Exercise requirements:
How many lines in these records hold the string "rocknroll"? Reply with the number alone.

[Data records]

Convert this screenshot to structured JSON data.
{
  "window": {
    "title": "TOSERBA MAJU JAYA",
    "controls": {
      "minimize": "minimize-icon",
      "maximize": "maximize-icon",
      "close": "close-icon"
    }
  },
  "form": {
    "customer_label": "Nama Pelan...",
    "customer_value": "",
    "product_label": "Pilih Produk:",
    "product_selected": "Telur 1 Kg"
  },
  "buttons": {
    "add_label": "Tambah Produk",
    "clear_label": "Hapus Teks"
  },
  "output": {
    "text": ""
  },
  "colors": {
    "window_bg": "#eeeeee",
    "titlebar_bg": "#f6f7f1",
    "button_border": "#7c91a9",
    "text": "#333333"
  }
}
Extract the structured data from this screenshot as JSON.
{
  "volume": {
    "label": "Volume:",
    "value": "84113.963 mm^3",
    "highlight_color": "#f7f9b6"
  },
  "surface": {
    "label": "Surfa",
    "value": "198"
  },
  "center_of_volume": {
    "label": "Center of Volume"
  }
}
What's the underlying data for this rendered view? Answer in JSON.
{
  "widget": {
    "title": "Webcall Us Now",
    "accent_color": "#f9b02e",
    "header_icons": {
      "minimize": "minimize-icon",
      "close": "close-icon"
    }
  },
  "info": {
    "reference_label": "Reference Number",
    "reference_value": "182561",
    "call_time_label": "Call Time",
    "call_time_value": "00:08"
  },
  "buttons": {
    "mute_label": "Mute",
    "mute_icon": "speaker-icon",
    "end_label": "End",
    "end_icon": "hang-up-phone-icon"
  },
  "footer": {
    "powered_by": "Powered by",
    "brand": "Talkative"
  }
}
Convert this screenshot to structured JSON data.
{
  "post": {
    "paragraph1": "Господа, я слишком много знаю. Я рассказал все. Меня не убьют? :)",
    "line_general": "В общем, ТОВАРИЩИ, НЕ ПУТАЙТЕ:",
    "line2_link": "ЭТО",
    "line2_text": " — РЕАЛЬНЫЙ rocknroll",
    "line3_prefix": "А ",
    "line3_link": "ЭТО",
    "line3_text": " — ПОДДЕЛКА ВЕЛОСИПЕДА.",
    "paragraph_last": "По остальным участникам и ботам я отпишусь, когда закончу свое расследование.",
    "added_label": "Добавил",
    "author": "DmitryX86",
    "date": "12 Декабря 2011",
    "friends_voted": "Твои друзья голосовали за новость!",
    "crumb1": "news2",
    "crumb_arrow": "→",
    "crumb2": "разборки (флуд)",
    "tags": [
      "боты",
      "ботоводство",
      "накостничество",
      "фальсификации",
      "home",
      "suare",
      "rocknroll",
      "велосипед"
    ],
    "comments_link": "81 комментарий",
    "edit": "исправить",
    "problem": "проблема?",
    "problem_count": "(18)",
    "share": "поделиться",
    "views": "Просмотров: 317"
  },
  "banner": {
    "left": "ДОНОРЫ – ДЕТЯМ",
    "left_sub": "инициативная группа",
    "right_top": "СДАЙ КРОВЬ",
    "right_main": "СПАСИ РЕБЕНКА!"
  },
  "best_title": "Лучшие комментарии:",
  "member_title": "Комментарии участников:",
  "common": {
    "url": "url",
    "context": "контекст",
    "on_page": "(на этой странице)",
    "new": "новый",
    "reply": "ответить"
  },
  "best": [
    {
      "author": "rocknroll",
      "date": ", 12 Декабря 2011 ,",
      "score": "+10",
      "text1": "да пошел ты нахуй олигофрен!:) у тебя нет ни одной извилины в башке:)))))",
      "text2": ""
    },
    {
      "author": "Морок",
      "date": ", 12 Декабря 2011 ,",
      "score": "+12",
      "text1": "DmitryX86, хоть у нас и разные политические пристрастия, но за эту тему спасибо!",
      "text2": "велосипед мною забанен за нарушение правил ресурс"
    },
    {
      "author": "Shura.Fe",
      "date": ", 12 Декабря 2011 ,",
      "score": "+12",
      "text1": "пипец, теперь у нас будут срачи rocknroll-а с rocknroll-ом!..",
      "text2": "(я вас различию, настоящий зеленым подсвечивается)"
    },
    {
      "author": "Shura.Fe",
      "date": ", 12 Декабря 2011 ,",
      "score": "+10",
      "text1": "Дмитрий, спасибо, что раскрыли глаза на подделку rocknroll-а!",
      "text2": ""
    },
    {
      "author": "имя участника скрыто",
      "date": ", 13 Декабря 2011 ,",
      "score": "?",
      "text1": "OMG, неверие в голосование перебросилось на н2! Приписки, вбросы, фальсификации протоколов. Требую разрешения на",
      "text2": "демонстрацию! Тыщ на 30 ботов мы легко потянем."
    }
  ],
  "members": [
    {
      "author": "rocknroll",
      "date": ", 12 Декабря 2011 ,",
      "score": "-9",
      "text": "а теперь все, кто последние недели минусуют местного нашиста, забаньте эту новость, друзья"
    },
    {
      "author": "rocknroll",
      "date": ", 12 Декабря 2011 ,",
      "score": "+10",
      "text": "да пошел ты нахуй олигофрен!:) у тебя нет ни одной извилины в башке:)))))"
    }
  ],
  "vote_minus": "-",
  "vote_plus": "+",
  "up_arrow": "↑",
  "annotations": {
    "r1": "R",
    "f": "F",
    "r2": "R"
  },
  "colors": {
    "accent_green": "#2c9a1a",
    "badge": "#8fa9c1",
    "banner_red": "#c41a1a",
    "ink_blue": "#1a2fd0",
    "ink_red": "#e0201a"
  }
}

Result of the exercise:
7